Exercise – Identify each line containing the word "property" and copy it.

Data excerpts
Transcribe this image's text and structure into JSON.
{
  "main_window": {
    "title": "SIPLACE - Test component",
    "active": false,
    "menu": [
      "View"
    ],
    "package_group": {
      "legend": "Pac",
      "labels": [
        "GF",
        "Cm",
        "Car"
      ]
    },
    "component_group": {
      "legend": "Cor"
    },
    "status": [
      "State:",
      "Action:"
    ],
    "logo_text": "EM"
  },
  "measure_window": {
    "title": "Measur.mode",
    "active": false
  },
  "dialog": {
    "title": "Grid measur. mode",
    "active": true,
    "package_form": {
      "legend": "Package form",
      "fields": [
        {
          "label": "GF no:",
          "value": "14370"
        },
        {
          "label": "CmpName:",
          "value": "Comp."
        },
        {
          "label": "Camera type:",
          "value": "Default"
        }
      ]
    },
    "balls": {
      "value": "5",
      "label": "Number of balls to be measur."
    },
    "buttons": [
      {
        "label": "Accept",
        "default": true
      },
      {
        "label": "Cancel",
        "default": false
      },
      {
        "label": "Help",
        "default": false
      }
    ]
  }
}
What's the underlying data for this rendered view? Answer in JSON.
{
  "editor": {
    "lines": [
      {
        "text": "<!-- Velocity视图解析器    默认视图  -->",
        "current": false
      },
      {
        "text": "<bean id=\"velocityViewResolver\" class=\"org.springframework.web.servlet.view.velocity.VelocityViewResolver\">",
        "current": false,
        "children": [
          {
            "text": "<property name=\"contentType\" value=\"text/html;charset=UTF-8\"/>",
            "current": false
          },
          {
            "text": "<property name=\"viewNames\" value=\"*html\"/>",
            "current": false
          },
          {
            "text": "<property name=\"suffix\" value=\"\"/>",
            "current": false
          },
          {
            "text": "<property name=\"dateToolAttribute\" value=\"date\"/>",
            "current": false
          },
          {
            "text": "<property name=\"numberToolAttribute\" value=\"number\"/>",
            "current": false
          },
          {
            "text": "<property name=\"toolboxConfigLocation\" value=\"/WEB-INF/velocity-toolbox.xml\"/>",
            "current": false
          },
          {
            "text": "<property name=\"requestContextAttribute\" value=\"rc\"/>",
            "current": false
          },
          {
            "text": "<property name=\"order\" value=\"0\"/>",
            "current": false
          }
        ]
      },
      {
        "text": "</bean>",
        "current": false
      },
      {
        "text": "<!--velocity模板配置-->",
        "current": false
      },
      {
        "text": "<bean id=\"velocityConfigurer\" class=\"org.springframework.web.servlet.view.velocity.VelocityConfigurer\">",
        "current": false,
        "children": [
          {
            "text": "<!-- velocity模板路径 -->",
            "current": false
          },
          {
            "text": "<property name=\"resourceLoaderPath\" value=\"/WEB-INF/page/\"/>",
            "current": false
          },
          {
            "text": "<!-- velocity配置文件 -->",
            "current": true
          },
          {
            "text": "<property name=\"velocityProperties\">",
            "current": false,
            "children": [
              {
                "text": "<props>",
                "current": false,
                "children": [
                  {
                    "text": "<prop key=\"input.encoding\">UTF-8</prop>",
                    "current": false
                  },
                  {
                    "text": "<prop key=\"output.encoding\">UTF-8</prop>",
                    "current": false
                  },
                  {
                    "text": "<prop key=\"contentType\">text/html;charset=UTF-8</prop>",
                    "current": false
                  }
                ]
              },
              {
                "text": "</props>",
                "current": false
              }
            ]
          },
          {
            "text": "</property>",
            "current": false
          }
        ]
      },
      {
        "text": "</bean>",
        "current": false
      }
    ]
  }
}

Answer to the problem –
            "text": "<property name=\"contentType\" value=\"text/html;charset=UTF-8\"/>",
            "text": "<property name=\"viewNames\" value=\"*html\"/>",
            "text": "<property name=\"suffix\" value=\"\"/>",
            "text": "<property name=\"dateToolAttribute\" value=\"date\"/>",
            "text": "<property name=\"numberToolAttribute\" value=\"number\"/>",
            "text": "<property name=\"toolboxConfigLocation\" value=\"/WEB-INF/velocity-toolbox.xml\"/>",
            "text": "<property name=\"requestContextAttribute\" value=\"rc\"/>",
            "text": "<property name=\"order\" value=\"0\"/>",
            "text": "<property name=\"resourceLoaderPath\" value=\"/WEB-INF/page/\"/>",
            "text": "<property name=\"velocityProperties\">",
            "text": "</property>",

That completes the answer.